The listing beneath should be written out in full, exactly as shown.

[Data records]

= = =

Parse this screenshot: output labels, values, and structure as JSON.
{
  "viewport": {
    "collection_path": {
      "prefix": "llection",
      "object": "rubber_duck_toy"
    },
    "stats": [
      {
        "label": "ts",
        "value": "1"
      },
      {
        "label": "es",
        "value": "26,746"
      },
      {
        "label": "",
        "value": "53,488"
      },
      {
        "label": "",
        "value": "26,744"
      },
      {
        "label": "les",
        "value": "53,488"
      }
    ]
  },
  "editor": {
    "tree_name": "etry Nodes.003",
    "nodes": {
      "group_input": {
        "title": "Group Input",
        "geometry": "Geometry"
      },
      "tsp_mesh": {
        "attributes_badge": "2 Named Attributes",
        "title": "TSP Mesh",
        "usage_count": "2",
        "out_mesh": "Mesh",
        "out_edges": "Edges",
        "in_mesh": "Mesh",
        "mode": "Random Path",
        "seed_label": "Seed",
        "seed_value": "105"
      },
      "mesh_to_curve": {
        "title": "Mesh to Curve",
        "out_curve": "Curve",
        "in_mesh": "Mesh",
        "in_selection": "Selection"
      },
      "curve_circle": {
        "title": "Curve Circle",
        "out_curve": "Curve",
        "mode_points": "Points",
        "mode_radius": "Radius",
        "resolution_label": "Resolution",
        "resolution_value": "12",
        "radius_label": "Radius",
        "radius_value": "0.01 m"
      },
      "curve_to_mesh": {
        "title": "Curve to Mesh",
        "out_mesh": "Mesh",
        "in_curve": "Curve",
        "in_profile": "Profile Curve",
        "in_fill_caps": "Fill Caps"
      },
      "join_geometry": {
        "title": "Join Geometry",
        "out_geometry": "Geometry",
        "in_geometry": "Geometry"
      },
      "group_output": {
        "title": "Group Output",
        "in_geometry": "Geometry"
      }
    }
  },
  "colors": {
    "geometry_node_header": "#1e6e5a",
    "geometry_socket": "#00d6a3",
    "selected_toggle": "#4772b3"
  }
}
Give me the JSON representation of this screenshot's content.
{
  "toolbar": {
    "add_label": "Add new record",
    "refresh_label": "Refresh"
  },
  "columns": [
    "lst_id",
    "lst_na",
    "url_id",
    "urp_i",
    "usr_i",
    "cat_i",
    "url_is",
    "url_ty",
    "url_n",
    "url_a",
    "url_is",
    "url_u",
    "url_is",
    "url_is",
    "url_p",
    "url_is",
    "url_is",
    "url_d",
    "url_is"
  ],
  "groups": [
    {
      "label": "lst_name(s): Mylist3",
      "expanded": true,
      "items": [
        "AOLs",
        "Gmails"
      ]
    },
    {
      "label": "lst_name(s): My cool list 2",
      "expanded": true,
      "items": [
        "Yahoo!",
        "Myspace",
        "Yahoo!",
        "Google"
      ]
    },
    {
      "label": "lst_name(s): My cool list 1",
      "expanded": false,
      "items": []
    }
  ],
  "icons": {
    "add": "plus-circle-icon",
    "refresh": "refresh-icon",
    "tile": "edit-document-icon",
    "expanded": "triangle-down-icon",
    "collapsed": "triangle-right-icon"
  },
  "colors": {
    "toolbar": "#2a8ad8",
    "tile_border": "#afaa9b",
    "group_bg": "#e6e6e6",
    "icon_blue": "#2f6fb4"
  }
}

= = =

Solution for this task -
Parse this screenshot: output labels, values, and structure as JSON.
{
  "viewport": {
    "collection_path": {
      "prefix": "llection",
      "object": "rubber_duck_toy"
    },
    "stats": [
      {
        "label": "ts",
        "value": "1"
      },
      {
        "label": "es",
        "value": "26,746"
      },
      {
        "label": "",
        "value": "53,488"
      },
      {
        "label": "",
        "value": "26,744"
      },
      {
        "label": "les",
        "value": "53,488"
      }
    ]
  },
  "editor": {
    "tree_name": "etry Nodes.003",
    "nodes": {
      "group_input": {
        "title": "Group Input",
        "geometry": "Geometry"
      },
      "tsp_mesh": {
        "attributes_badge": "2 Named Attributes",
        "title": "TSP Mesh",
        "usage_count": "2",
        "out_mesh": "Mesh",
        "out_edges": "Edges",
        "in_mesh": "Mesh",
        "mode": "Random Path",
        "seed_label": "Seed",
        "seed_value": "105"
      },
      "mesh_to_curve": {
        "title": "Mesh to Curve",
        "out_curve": "Curve",
        "in_mesh": "Mesh",
        "in_selection": "Selection"
      },
      "curve_circle": {
        "title": "Curve Circle",
        "out_curve": "Curve",
        "mode_points": "Points",
        "mode_radius": "Radius",
        "resolution_label": "Resolution",
        "resolution_value": "12",
        "radius_label": "Radius",
        "radius_value": "0.01 m"
      },
      "curve_to_mesh": {
        "title": "Curve to Mesh",
        "out_mesh": "Mesh",
        "in_curve": "Curve",
        "in_profile": "Profile Curve",
        "in_fill_caps": "Fill Caps"
      },
      "join_geometry": {
        "title": "Join Geometry",
        "out_geometry": "Geometry",
        "in_geometry": "Geometry"
      },
      "group_output": {
        "title": "Group Output",
        "in_geometry": "Geometry"
      }
    }
  },
  "colors": {
    "geometry_node_header": "#1e6e5a",
    "geometry_socket": "#00d6a3",
    "selected_toggle": "#4772b3"
  }
}
Give me the JSON representation of this screenshot's content.
{
  "toolbar": {
    "add_label": "Add new record",
    "refresh_label": "Refresh"
  },
  "columns": [
    "lst_id",
    "lst_na",
    "url_id",
    "urp_i",
    "usr_i",
    "cat_i",
    "url_is",
    "url_ty",
    "url_n",
    "url_a",
    "url_is",
    "url_u",
    "url_is",
    "url_is",
    "url_p",
    "url_is",
    "url_is",
    "url_d",
    "url_is"
  ],
  "groups": [
    {
      "label": "lst_name(s): Mylist3",
      "expanded": true,
      "items": [
        "AOLs",
        "Gmails"
      ]
    },
    {
      "label": "lst_name(s): My cool list 2",
      "expanded": true,
      "items": [
        "Yahoo!",
        "Myspace",
        "Yahoo!",
        "Google"
      ]
    },
    {
      "label": "lst_name(s): My cool list 1",
      "expanded": false,
      "items": []
    }
  ],
  "icons": {
    "add": "plus-circle-icon",
    "refresh": "refresh-icon",
    "tile": "edit-document-icon",
    "expanded": "triangle-down-icon",
    "collapsed": "triangle-right-icon"
  },
  "colors": {
    "toolbar": "#2a8ad8",
    "tile_border": "#afaa9b",
    "group_bg": "#e6e6e6",
    "icon_blue": "#2f6fb4"
  }
}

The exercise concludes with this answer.